## Assigned task
An exact reproduction of the entries is needed. Keep all pictures out of it.

## Dataset entries on figures
※ ※ ※

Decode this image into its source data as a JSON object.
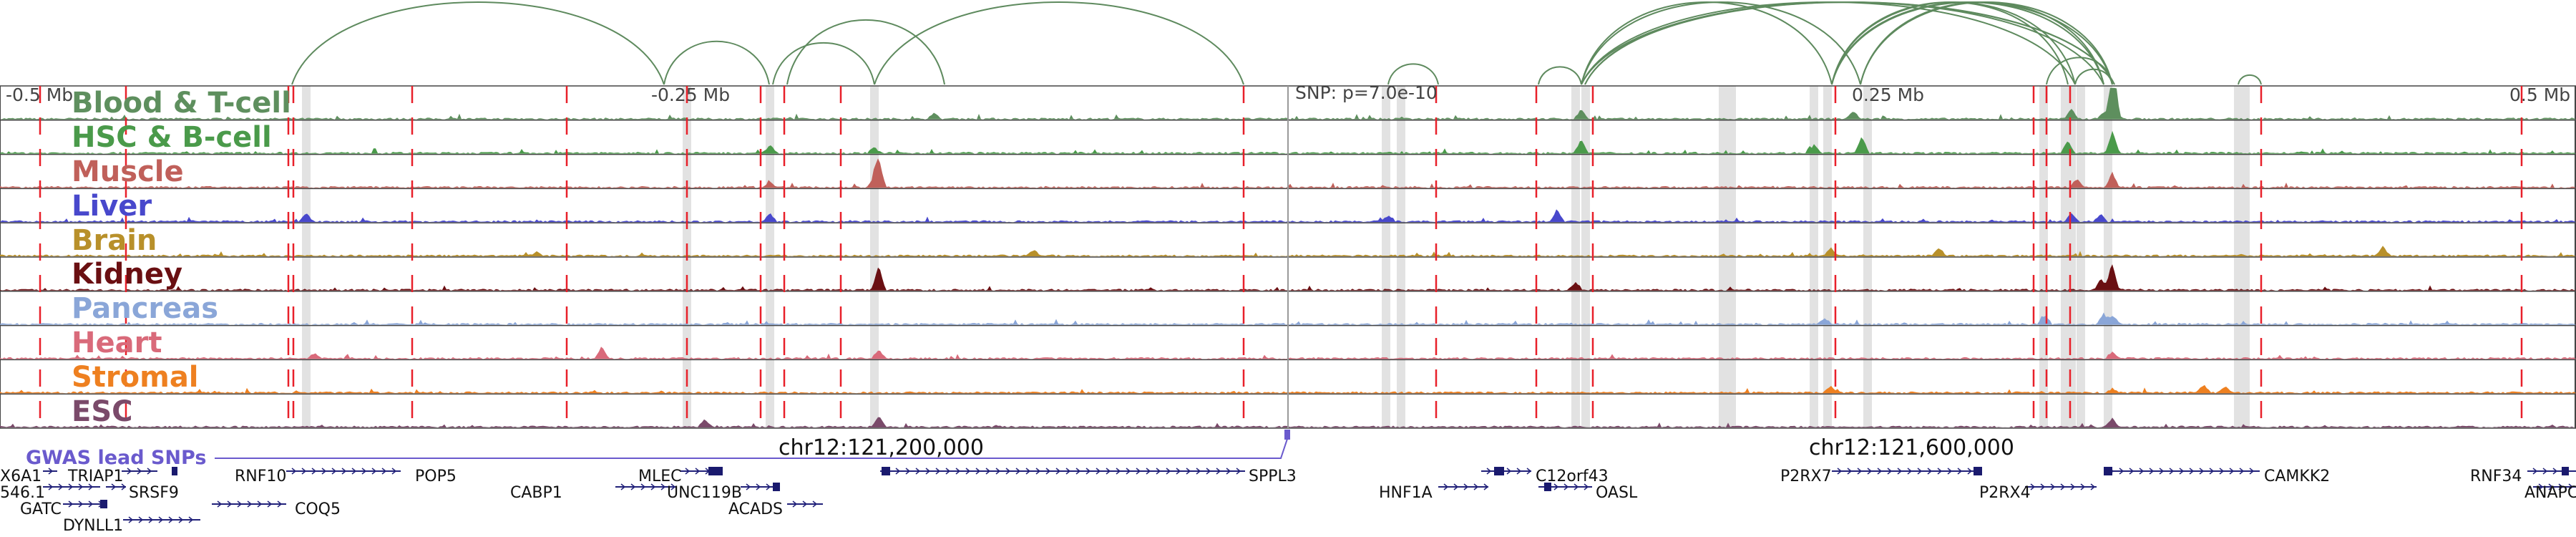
{
  "axis": {
    "left": "-0.5 Mb",
    "left_mid": "-0.25 Mb",
    "snp_text": "SNP: p=7.0e-10",
    "right_mid": "0.25 Mb",
    "right": "0.5 Mb"
  },
  "chromosome_labels": [
    "chr12:121,200,000",
    "chr12:121,600,000"
  ],
  "gwas_label": "GWAS lead SNPs",
  "tracks": [
    {
      "name": "Blood & T-cell",
      "color": "#5e8f5e"
    },
    {
      "name": "HSC & B-cell",
      "color": "#4a9a4a"
    },
    {
      "name": "Muscle",
      "color": "#c0605a"
    },
    {
      "name": "Liver",
      "color": "#4848cc"
    },
    {
      "name": "Brain",
      "color": "#b8902a"
    },
    {
      "name": "Kidney",
      "color": "#6a0f12"
    },
    {
      "name": "Pancreas",
      "color": "#8aa6d8"
    },
    {
      "name": "Heart",
      "color": "#d96a7a"
    },
    {
      "name": "Stromal",
      "color": "#ee8020"
    },
    {
      "name": "ESC",
      "color": "#7a4a6a"
    }
  ],
  "genes": [
    {
      "name": "X6A1"
    },
    {
      "name": "TRIAP1"
    },
    {
      "name": "546.1"
    },
    {
      "name": "SRSF9"
    },
    {
      "name": "GATC"
    },
    {
      "name": "COQ5"
    },
    {
      "name": "DYNLL1"
    },
    {
      "name": "RNF10"
    },
    {
      "name": "POP5"
    },
    {
      "name": "CABP1"
    },
    {
      "name": "MLEC"
    },
    {
      "name": "UNC119B"
    },
    {
      "name": "ACADS"
    },
    {
      "name": "SPPL3"
    },
    {
      "name": "HNF1A"
    },
    {
      "name": "C12orf43"
    },
    {
      "name": "OASL"
    },
    {
      "name": "P2RX7"
    },
    {
      "name": "P2RX4"
    },
    {
      "name": "CAMKK2"
    },
    {
      "name": "RNF34"
    },
    {
      "name": "ANAPC"
    }
  ]
}
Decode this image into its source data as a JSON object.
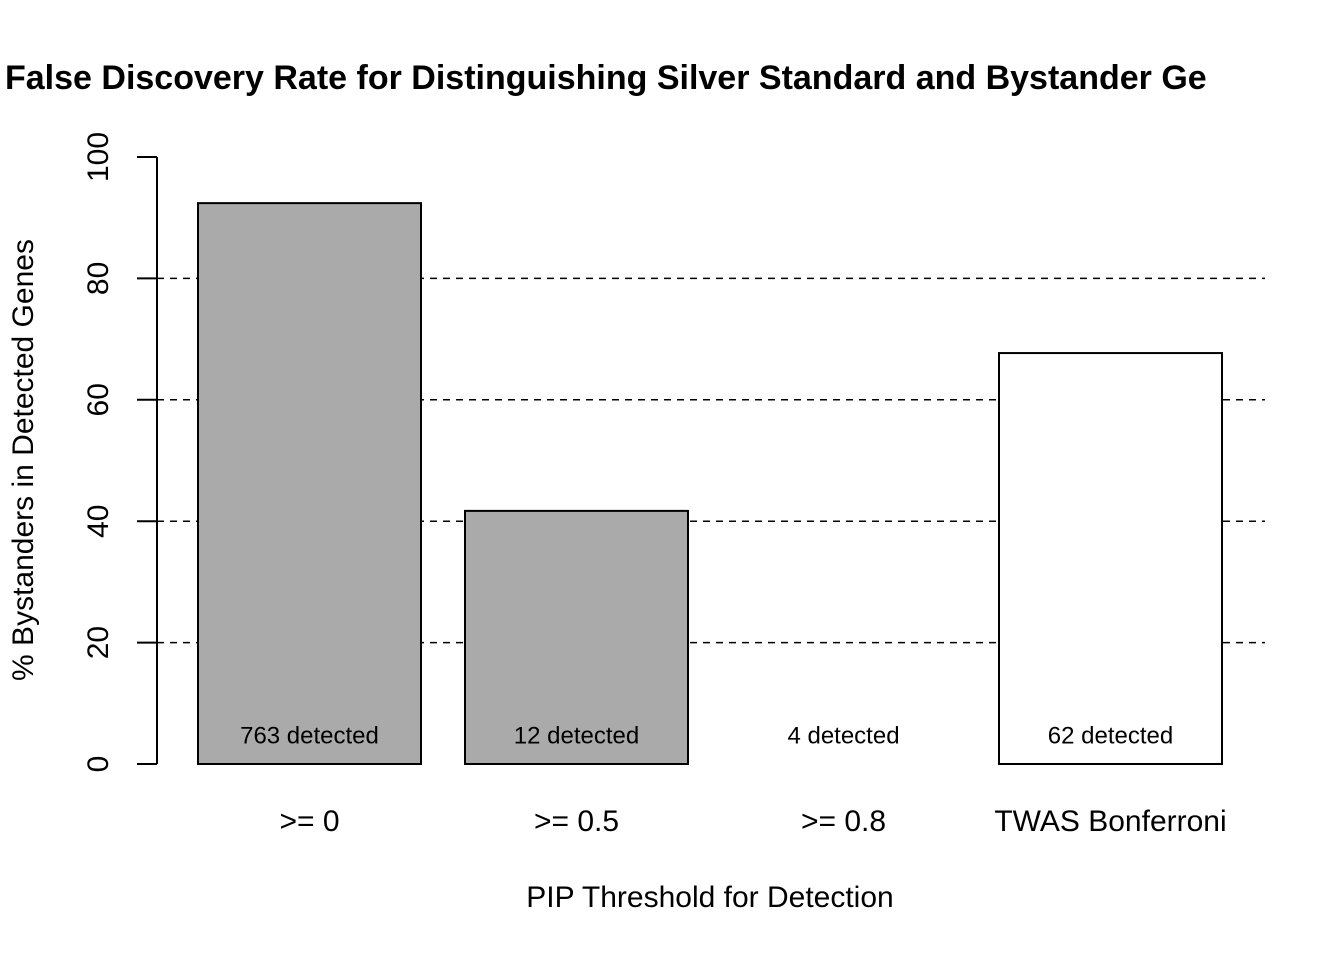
{
  "chart_data": {
    "type": "bar",
    "title": "False Discovery Rate for Distinguishing Silver Standard and Bystander Ge",
    "x_label": "PIP Threshold for Detection",
    "y_label": "% Bystanders in Detected Genes",
    "categories": [
      ">= 0",
      ">= 0.5",
      ">= 0.8",
      "TWAS Bonferroni"
    ],
    "values": [
      92.4,
      41.7,
      0,
      67.7
    ],
    "colors": [
      "#aaaaaa",
      "#aaaaaa",
      "#ffffff",
      "#ffffff"
    ],
    "bar_labels": [
      "763 detected",
      "12 detected",
      "4 detected",
      "62 detected"
    ],
    "ylim": [
      0,
      100
    ],
    "yticks": [
      0,
      20,
      40,
      60,
      80,
      100
    ],
    "grid": true
  }
}
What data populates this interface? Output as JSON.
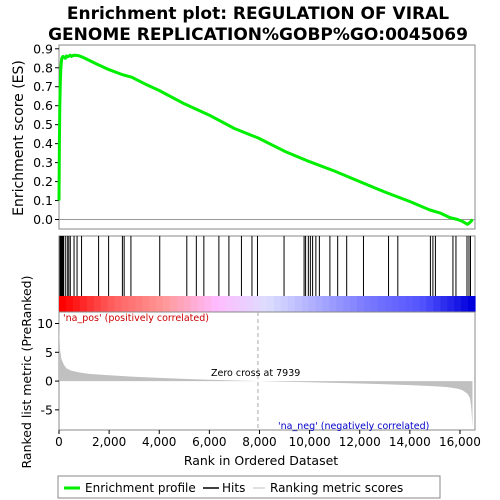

※ ※ ※

## Output for this exercise
Decode this image into its source data as a JSON object.
{
  "axis": {
    "left": "-0.5 Mb",
    "left_mid": "-0.25 Mb",
    "snp_text": "SNP: p=7.0e-10",
    "right_mid": "0.25 Mb",
    "right": "0.5 Mb"
  },
  "chromosome_labels": [
    "chr12:121,200,000",
    "chr12:121,600,000"
  ],
  "gwas_label": "GWAS lead SNPs",
  "tracks": [
    {
      "name": "Blood & T-cell",
      "color": "#5e8f5e"
    },
    {
      "name": "HSC & B-cell",
      "color": "#4a9a4a"
    },
    {
      "name": "Muscle",
      "color": "#c0605a"
    },
    {
      "name": "Liver",
      "color": "#4848cc"
    },
    {
      "name": "Brain",
      "color": "#b8902a"
    },
    {
      "name": "Kidney",
      "color": "#6a0f12"
    },
    {
      "name": "Pancreas",
      "color": "#8aa6d8"
    },
    {
      "name": "Heart",
      "color": "#d96a7a"
    },
    {
      "name": "Stromal",
      "color": "#ee8020"
    },
    {
      "name": "ESC",
      "color": "#7a4a6a"
    }
  ],
  "genes": [
    {
      "name": "X6A1"
    },
    {
      "name": "TRIAP1"
    },
    {
      "name": "546.1"
    },
    {
      "name": "SRSF9"
    },
    {
      "name": "GATC"
    },
    {
      "name": "COQ5"
    },
    {
      "name": "DYNLL1"
    },
    {
      "name": "RNF10"
    },
    {
      "name": "POP5"
    },
    {
      "name": "CABP1"
    },
    {
      "name": "MLEC"
    },
    {
      "name": "UNC119B"
    },
    {
      "name": "ACADS"
    },
    {
      "name": "SPPL3"
    },
    {
      "name": "HNF1A"
    },
    {
      "name": "C12orf43"
    },
    {
      "name": "OASL"
    },
    {
      "name": "P2RX7"
    },
    {
      "name": "P2RX4"
    },
    {
      "name": "CAMKK2"
    },
    {
      "name": "RNF34"
    },
    {
      "name": "ANAPC"
    }
  ]
}
Decode this image into its source data as a JSON object.
{
  "chart_data": {
    "type": "bar",
    "title": "False Discovery Rate for Distinguishing Silver Standard and Bystander Ge",
    "x_label": "PIP Threshold for Detection",
    "y_label": "% Bystanders in Detected Genes",
    "categories": [
      ">= 0",
      ">= 0.5",
      ">= 0.8",
      "TWAS Bonferroni"
    ],
    "values": [
      92.4,
      41.7,
      0,
      67.7
    ],
    "colors": [
      "#aaaaaa",
      "#aaaaaa",
      "#ffffff",
      "#ffffff"
    ],
    "bar_labels": [
      "763 detected",
      "12 detected",
      "4 detected",
      "62 detected"
    ],
    "ylim": [
      0,
      100
    ],
    "yticks": [
      0,
      20,
      40,
      60,
      80,
      100
    ],
    "grid": true
  }
}
What data populates this interface? Output as JSON.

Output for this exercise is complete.